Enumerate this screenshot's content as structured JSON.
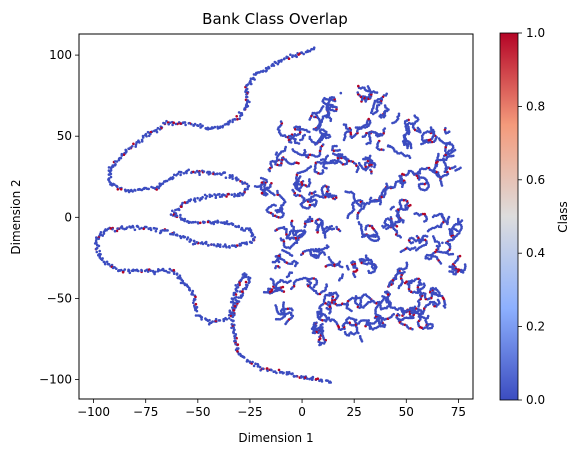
{
  "chart_data": {
    "type": "scatter",
    "title": "Bank Class Overlap",
    "xlabel": "Dimension 1",
    "ylabel": "Dimension 2",
    "xlim": [
      -107,
      82
    ],
    "ylim": [
      -112,
      113
    ],
    "xticks": [
      -100,
      -75,
      -50,
      -25,
      0,
      25,
      50,
      75
    ],
    "xtick_labels": [
      "−100",
      "−75",
      "−50",
      "−25",
      "0",
      "25",
      "50",
      "75"
    ],
    "yticks": [
      -100,
      -50,
      0,
      50,
      100
    ],
    "ytick_labels": [
      "−100",
      "−50",
      "0",
      "50",
      "100"
    ],
    "grid": false,
    "colormap": "coolwarm",
    "colors": {
      "low": "#3b4cc0",
      "mid": "#dddddd",
      "high": "#b40426"
    },
    "colorbar": {
      "label": "Class",
      "range": [
        0,
        1
      ],
      "ticks": [
        0.0,
        0.2,
        0.4,
        0.6,
        0.8,
        1.0
      ],
      "tick_labels": [
        "0.0",
        "0.2",
        "0.4",
        "0.6",
        "0.8",
        "1.0"
      ]
    },
    "structures": {
      "curve_1": [
        [
          6,
          104
        ],
        [
          -10,
          97
        ],
        [
          -22,
          88
        ],
        [
          -27,
          80
        ],
        [
          -26,
          70
        ],
        [
          -30,
          62
        ],
        [
          -38,
          56
        ],
        [
          -45,
          55
        ],
        [
          -55,
          58
        ],
        [
          -65,
          58
        ],
        [
          -75,
          50
        ],
        [
          -85,
          40
        ],
        [
          -92,
          30
        ],
        [
          -93,
          22
        ],
        [
          -85,
          16
        ],
        [
          -70,
          18
        ],
        [
          -58,
          28
        ],
        [
          -48,
          28
        ],
        [
          -35,
          26
        ],
        [
          -26,
          20
        ],
        [
          -28,
          14
        ],
        [
          -45,
          13
        ],
        [
          -57,
          9
        ],
        [
          -62,
          2
        ],
        [
          -55,
          -3
        ],
        [
          -38,
          -3
        ],
        [
          -25,
          -8
        ],
        [
          -23,
          -15
        ],
        [
          -33,
          -18
        ],
        [
          -50,
          -16
        ],
        [
          -65,
          -8
        ],
        [
          -80,
          -6
        ],
        [
          -95,
          -8
        ],
        [
          -99,
          -15
        ],
        [
          -97,
          -25
        ],
        [
          -88,
          -33
        ],
        [
          -75,
          -33
        ],
        [
          -62,
          -33
        ],
        [
          -53,
          -45
        ],
        [
          -50,
          -60
        ],
        [
          -44,
          -65
        ],
        [
          -35,
          -62
        ],
        [
          -30,
          -50
        ],
        [
          -25,
          -38
        ],
        [
          -28,
          -35
        ],
        [
          -33,
          -50
        ],
        [
          -33,
          -70
        ],
        [
          -30,
          -85
        ],
        [
          -20,
          -93
        ],
        [
          -5,
          -97
        ],
        [
          15,
          -102
        ]
      ],
      "blob_centers": [
        [
          -5,
          52
        ],
        [
          5,
          62
        ],
        [
          15,
          68
        ],
        [
          28,
          73
        ],
        [
          40,
          70
        ],
        [
          52,
          60
        ],
        [
          62,
          52
        ],
        [
          -10,
          35
        ],
        [
          2,
          42
        ],
        [
          12,
          48
        ],
        [
          25,
          55
        ],
        [
          38,
          50
        ],
        [
          50,
          42
        ],
        [
          65,
          40
        ],
        [
          -15,
          22
        ],
        [
          0,
          25
        ],
        [
          10,
          30
        ],
        [
          22,
          35
        ],
        [
          35,
          30
        ],
        [
          48,
          25
        ],
        [
          60,
          22
        ],
        [
          68,
          28
        ],
        [
          -12,
          8
        ],
        [
          0,
          10
        ],
        [
          12,
          12
        ],
        [
          25,
          8
        ],
        [
          38,
          12
        ],
        [
          50,
          5
        ],
        [
          62,
          0
        ],
        [
          70,
          -8
        ],
        [
          -10,
          -12
        ],
        [
          2,
          -8
        ],
        [
          15,
          -5
        ],
        [
          28,
          -12
        ],
        [
          40,
          -8
        ],
        [
          55,
          -18
        ],
        [
          65,
          -20
        ],
        [
          -5,
          -28
        ],
        [
          8,
          -25
        ],
        [
          20,
          -30
        ],
        [
          32,
          -32
        ],
        [
          45,
          -35
        ],
        [
          58,
          -40
        ],
        [
          70,
          -30
        ],
        [
          -10,
          -45
        ],
        [
          3,
          -42
        ],
        [
          15,
          -48
        ],
        [
          28,
          -50
        ],
        [
          42,
          -50
        ],
        [
          55,
          -55
        ],
        [
          65,
          -48
        ],
        [
          -5,
          -58
        ],
        [
          8,
          -62
        ],
        [
          20,
          -66
        ],
        [
          35,
          -60
        ],
        [
          48,
          -62
        ],
        [
          60,
          -60
        ],
        [
          10,
          -70
        ],
        [
          30,
          -68
        ]
      ]
    }
  }
}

▸ **GIVEN EXERCISE**: Reproduce all of the material above word for word. Omit the pictures.

▸ **OUTPUT**:
Enumerate this screenshot's content as structured JSON.
{
  "chart_data": {
    "type": "scatter",
    "title": "Bank Class Overlap",
    "xlabel": "Dimension 1",
    "ylabel": "Dimension 2",
    "xlim": [
      -107,
      82
    ],
    "ylim": [
      -112,
      113
    ],
    "xticks": [
      -100,
      -75,
      -50,
      -25,
      0,
      25,
      50,
      75
    ],
    "xtick_labels": [
      "−100",
      "−75",
      "−50",
      "−25",
      "0",
      "25",
      "50",
      "75"
    ],
    "yticks": [
      -100,
      -50,
      0,
      50,
      100
    ],
    "ytick_labels": [
      "−100",
      "−50",
      "0",
      "50",
      "100"
    ],
    "grid": false,
    "colormap": "coolwarm",
    "colors": {
      "low": "#3b4cc0",
      "mid": "#dddddd",
      "high": "#b40426"
    },
    "colorbar": {
      "label": "Class",
      "range": [
        0,
        1
      ],
      "ticks": [
        0.0,
        0.2,
        0.4,
        0.6,
        0.8,
        1.0
      ],
      "tick_labels": [
        "0.0",
        "0.2",
        "0.4",
        "0.6",
        "0.8",
        "1.0"
      ]
    },
    "structures": {
      "curve_1": [
        [
          6,
          104
        ],
        [
          -10,
          97
        ],
        [
          -22,
          88
        ],
        [
          -27,
          80
        ],
        [
          -26,
          70
        ],
        [
          -30,
          62
        ],
        [
          -38,
          56
        ],
        [
          -45,
          55
        ],
        [
          -55,
          58
        ],
        [
          -65,
          58
        ],
        [
          -75,
          50
        ],
        [
          -85,
          40
        ],
        [
          -92,
          30
        ],
        [
          -93,
          22
        ],
        [
          -85,
          16
        ],
        [
          -70,
          18
        ],
        [
          -58,
          28
        ],
        [
          -48,
          28
        ],
        [
          -35,
          26
        ],
        [
          -26,
          20
        ],
        [
          -28,
          14
        ],
        [
          -45,
          13
        ],
        [
          -57,
          9
        ],
        [
          -62,
          2
        ],
        [
          -55,
          -3
        ],
        [
          -38,
          -3
        ],
        [
          -25,
          -8
        ],
        [
          -23,
          -15
        ],
        [
          -33,
          -18
        ],
        [
          -50,
          -16
        ],
        [
          -65,
          -8
        ],
        [
          -80,
          -6
        ],
        [
          -95,
          -8
        ],
        [
          -99,
          -15
        ],
        [
          -97,
          -25
        ],
        [
          -88,
          -33
        ],
        [
          -75,
          -33
        ],
        [
          -62,
          -33
        ],
        [
          -53,
          -45
        ],
        [
          -50,
          -60
        ],
        [
          -44,
          -65
        ],
        [
          -35,
          -62
        ],
        [
          -30,
          -50
        ],
        [
          -25,
          -38
        ],
        [
          -28,
          -35
        ],
        [
          -33,
          -50
        ],
        [
          -33,
          -70
        ],
        [
          -30,
          -85
        ],
        [
          -20,
          -93
        ],
        [
          -5,
          -97
        ],
        [
          15,
          -102
        ]
      ],
      "blob_centers": [
        [
          -5,
          52
        ],
        [
          5,
          62
        ],
        [
          15,
          68
        ],
        [
          28,
          73
        ],
        [
          40,
          70
        ],
        [
          52,
          60
        ],
        [
          62,
          52
        ],
        [
          -10,
          35
        ],
        [
          2,
          42
        ],
        [
          12,
          48
        ],
        [
          25,
          55
        ],
        [
          38,
          50
        ],
        [
          50,
          42
        ],
        [
          65,
          40
        ],
        [
          -15,
          22
        ],
        [
          0,
          25
        ],
        [
          10,
          30
        ],
        [
          22,
          35
        ],
        [
          35,
          30
        ],
        [
          48,
          25
        ],
        [
          60,
          22
        ],
        [
          68,
          28
        ],
        [
          -12,
          8
        ],
        [
          0,
          10
        ],
        [
          12,
          12
        ],
        [
          25,
          8
        ],
        [
          38,
          12
        ],
        [
          50,
          5
        ],
        [
          62,
          0
        ],
        [
          70,
          -8
        ],
        [
          -10,
          -12
        ],
        [
          2,
          -8
        ],
        [
          15,
          -5
        ],
        [
          28,
          -12
        ],
        [
          40,
          -8
        ],
        [
          55,
          -18
        ],
        [
          65,
          -20
        ],
        [
          -5,
          -28
        ],
        [
          8,
          -25
        ],
        [
          20,
          -30
        ],
        [
          32,
          -32
        ],
        [
          45,
          -35
        ],
        [
          58,
          -40
        ],
        [
          70,
          -30
        ],
        [
          -10,
          -45
        ],
        [
          3,
          -42
        ],
        [
          15,
          -48
        ],
        [
          28,
          -50
        ],
        [
          42,
          -50
        ],
        [
          55,
          -55
        ],
        [
          65,
          -48
        ],
        [
          -5,
          -58
        ],
        [
          8,
          -62
        ],
        [
          20,
          -66
        ],
        [
          35,
          -60
        ],
        [
          48,
          -62
        ],
        [
          60,
          -60
        ],
        [
          10,
          -70
        ],
        [
          30,
          -68
        ]
      ]
    }
  }
}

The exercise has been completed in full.